==== Dataset ====
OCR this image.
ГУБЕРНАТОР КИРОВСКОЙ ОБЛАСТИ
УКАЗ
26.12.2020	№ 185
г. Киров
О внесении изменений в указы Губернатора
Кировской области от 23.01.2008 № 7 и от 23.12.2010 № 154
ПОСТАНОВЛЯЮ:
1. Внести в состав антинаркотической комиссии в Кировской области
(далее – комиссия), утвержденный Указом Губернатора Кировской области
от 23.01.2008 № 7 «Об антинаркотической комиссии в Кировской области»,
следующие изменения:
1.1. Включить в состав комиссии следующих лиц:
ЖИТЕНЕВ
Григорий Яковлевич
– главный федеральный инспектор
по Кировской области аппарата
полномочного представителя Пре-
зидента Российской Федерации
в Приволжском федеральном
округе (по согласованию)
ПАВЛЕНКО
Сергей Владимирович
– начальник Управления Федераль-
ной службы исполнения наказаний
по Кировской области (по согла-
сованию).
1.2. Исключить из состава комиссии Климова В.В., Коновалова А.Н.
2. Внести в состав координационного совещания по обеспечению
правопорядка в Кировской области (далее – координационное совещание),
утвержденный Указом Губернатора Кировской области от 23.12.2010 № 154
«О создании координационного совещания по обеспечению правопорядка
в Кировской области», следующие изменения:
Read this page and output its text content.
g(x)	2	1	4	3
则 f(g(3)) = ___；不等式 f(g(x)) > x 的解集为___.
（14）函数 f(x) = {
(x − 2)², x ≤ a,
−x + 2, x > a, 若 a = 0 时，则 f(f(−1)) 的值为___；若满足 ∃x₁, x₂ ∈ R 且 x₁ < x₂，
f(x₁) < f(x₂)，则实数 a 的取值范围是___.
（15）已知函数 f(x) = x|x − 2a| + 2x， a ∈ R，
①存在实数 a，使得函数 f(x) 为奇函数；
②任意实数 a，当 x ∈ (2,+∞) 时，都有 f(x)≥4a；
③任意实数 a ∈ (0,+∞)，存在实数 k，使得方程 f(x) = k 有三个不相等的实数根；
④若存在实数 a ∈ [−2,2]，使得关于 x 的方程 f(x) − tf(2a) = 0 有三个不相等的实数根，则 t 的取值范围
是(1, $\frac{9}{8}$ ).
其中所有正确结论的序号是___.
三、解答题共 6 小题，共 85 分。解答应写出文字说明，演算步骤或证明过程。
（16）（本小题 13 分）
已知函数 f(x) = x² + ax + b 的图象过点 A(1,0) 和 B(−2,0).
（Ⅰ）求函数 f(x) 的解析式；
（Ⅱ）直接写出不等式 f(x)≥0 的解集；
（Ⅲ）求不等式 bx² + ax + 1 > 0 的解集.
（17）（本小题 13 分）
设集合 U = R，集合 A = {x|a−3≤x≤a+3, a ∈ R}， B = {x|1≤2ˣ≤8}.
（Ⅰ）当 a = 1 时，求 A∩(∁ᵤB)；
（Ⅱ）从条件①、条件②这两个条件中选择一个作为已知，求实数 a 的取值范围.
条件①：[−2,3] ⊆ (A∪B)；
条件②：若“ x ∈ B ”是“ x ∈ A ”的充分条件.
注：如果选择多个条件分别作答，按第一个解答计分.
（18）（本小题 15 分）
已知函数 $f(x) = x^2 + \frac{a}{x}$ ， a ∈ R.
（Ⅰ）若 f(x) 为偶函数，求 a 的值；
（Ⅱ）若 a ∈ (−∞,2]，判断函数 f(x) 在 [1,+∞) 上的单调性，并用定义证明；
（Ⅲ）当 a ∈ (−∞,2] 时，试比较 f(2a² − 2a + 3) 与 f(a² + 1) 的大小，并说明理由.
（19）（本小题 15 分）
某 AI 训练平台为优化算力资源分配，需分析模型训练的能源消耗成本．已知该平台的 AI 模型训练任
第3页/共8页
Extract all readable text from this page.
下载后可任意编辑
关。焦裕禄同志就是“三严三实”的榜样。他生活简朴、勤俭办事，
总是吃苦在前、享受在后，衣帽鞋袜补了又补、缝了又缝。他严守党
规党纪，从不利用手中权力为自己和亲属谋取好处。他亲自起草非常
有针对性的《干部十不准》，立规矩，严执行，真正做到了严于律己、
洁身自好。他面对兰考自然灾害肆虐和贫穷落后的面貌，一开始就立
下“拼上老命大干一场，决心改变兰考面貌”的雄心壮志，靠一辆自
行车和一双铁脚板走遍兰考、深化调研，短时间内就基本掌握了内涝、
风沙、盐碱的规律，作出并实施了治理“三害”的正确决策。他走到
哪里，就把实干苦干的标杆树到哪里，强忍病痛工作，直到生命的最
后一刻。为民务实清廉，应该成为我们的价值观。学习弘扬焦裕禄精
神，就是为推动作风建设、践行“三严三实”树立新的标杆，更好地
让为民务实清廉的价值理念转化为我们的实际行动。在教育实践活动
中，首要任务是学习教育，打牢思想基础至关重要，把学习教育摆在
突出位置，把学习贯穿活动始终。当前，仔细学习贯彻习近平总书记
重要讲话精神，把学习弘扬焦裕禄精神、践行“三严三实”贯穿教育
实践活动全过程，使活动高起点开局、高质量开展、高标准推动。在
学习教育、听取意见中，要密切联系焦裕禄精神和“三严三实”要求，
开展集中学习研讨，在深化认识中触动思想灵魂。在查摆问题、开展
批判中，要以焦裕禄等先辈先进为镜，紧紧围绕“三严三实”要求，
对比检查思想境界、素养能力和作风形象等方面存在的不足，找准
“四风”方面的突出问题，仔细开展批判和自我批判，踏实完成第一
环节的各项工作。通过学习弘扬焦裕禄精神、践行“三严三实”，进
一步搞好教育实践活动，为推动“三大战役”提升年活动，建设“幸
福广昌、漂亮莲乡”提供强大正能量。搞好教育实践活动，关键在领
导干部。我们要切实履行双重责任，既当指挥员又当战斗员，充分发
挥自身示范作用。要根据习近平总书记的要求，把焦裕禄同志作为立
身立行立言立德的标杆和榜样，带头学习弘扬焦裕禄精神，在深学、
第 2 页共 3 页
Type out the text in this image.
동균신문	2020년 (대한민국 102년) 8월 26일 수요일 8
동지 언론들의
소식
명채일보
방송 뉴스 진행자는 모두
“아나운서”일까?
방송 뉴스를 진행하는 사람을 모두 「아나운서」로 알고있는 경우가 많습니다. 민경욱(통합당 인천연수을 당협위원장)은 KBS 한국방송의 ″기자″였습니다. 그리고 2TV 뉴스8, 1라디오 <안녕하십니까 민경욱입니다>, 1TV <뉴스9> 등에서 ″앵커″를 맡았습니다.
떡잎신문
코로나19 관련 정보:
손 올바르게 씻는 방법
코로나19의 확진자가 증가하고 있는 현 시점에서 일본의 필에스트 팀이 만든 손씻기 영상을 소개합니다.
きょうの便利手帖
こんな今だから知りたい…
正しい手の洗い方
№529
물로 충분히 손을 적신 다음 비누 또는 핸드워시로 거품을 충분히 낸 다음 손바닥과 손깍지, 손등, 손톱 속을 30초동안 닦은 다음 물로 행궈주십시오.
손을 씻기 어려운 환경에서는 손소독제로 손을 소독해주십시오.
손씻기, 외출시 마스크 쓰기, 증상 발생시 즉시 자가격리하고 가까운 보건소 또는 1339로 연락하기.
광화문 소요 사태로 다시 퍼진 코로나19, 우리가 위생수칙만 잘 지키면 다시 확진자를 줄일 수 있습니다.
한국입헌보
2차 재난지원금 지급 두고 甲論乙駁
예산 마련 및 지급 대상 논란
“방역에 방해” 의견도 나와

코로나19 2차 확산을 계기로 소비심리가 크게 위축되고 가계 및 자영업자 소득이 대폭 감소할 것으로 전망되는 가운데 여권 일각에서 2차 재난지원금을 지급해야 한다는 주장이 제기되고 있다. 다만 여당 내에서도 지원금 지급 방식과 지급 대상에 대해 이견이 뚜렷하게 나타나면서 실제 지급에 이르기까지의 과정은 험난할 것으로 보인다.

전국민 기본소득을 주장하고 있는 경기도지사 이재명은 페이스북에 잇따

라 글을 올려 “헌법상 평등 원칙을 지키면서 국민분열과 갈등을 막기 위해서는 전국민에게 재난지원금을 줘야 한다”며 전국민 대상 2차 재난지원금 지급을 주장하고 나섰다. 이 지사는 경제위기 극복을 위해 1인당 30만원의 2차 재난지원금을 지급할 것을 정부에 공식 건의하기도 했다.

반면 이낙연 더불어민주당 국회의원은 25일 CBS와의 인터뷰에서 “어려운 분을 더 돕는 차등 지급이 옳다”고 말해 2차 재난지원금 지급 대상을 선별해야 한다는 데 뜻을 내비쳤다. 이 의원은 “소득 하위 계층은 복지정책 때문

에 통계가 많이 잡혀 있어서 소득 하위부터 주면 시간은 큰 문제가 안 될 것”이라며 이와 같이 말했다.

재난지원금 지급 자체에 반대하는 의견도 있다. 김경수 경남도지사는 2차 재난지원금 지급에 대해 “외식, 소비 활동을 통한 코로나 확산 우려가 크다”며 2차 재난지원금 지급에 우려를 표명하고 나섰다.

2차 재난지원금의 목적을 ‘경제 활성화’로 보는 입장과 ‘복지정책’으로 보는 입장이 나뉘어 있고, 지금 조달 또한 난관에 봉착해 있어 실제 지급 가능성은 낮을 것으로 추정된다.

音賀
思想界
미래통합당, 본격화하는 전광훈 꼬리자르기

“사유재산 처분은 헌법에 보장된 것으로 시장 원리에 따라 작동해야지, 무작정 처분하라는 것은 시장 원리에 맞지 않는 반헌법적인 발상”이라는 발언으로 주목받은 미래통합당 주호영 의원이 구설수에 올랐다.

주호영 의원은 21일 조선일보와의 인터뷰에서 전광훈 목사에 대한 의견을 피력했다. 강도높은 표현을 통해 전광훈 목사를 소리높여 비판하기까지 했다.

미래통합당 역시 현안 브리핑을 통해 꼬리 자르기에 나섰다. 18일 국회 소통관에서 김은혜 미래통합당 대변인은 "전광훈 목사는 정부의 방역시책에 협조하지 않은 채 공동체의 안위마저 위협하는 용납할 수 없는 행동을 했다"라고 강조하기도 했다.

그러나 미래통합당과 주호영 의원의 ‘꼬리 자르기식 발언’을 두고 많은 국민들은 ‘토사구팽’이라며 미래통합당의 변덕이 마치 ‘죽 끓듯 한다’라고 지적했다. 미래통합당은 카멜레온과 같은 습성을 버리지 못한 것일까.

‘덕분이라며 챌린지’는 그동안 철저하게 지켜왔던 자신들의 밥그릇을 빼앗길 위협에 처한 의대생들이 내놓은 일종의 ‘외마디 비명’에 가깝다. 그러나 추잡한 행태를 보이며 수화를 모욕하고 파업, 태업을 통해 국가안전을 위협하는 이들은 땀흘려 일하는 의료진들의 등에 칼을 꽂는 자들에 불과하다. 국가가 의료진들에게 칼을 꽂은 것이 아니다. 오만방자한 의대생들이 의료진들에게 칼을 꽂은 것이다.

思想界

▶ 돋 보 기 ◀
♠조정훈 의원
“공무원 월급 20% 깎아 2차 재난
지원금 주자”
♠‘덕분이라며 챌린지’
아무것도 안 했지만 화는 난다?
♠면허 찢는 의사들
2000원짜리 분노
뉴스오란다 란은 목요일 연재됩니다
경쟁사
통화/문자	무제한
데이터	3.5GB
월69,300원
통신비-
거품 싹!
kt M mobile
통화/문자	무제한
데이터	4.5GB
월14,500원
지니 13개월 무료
====
§ Exercise prompt
Every line in the data above that contains "有三个不相等的实数根" needs to be copied.

§ Problem solution
③任意实数 a ∈ (0,+∞)，存在实数 k，使得方程 f(x) = k 有三个不相等的实数根；
④若存在实数 a ∈ [−2,2]，使得关于 x 的方程 f(x) − tf(2a) = 0 有三个不相等的实数根，则 t 的取值范围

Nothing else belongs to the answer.